▶ [Exercise requirements] Show each line that has the string "Free" in it.
○ ○ ○ ○
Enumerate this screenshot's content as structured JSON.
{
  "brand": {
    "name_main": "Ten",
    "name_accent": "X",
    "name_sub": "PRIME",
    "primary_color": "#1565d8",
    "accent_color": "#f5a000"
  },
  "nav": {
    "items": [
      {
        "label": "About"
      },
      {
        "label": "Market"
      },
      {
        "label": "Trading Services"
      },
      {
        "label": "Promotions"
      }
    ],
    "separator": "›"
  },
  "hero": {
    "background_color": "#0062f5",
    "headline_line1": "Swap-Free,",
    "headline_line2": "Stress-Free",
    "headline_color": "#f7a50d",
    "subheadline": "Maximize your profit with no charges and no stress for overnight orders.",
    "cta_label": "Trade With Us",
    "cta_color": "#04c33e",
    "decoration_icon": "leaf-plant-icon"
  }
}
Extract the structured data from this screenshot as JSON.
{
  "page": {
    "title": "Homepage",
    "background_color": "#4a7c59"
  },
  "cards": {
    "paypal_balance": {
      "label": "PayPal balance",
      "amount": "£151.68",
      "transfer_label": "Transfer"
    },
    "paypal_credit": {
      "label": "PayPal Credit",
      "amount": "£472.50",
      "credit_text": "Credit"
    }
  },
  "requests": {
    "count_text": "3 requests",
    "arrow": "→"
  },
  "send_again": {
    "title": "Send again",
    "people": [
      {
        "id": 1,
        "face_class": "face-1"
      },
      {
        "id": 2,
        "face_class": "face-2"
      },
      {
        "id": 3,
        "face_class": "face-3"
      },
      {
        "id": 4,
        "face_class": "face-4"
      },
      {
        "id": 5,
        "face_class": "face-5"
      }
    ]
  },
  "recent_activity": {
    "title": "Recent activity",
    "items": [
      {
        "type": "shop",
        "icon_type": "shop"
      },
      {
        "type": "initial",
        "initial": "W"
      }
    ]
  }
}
○ ○ ○ ○
▶ [Expected output]
    "headline_line1": "Swap-Free,",
    "headline_line2": "Stress-Free",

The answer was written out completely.